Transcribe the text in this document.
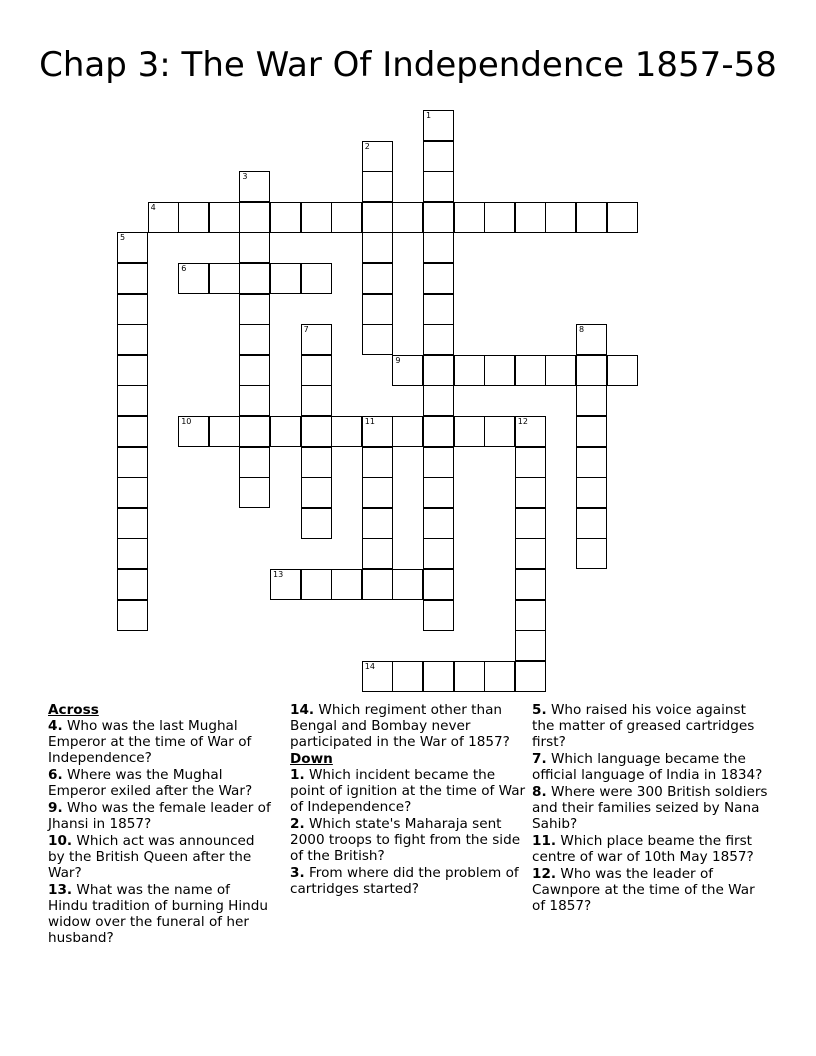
Chap 3: The War Of Independence 1857-58
1
2
3
4
5
6
7	8
9
10	11	12
13
14
Across
4. Who was the last Mughal Emperor at the time of War of Independence?
6. Where was the Mughal Emperor exiled after the War?
9. Who was the female leader of Jhansi in 1857?
10. Which act was announced by the British Queen after the War?
13. What was the name of Hindu tradition of burning Hindu widow over the funeral of her husband?
14. Which regiment other than Bengal and Bombay never participated in the War of 1857?
Down
1. Which incident became the point of ignition at the time of War of Independence?
2. Which state's Maharaja sent 2000 troops to fight from the side of the British?
3. From where did the problem of cartridges started?
5. Who raised his voice against the matter of greased cartridges first?
7. Which language became the official language of India in 1834?
8. Where were 300 British soldiers and their families seized by Nana Sahib?
11. Which place beame the first centre of war of 10th May 1857?
12. Who was the leader of Cawnpore at the time of the War of 1857?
+ + +
Without including any pictures, please restate all the records exactly.

Transcribe the text in this document.
Chap 3: The War Of Independence 1857-58
1
2
3
4
5
6
7	8
9
10	11	12
13
14
Across
4. Who was the last Mughal Emperor at the time of War of Independence?
6. Where was the Mughal Emperor exiled after the War?
9. Who was the female leader of Jhansi in 1857?
10. Which act was announced by the British Queen after the War?
13. What was the name of Hindu tradition of burning Hindu widow over the funeral of her husband?
14. Which regiment other than Bengal and Bombay never participated in the War of 1857?
Down
1. Which incident became the point of ignition at the time of War of Independence?
2. Which state's Maharaja sent 2000 troops to fight from the side of the British?
3. From where did the problem of cartridges started?
5. Who raised his voice against the matter of greased cartridges first?
7. Which language became the official language of India in 1834?
8. Where were 300 British soldiers and their families seized by Nana Sahib?
11. Which place beame the first centre of war of 10th May 1857?
12. Who was the leader of Cawnpore at the time of the War of 1857?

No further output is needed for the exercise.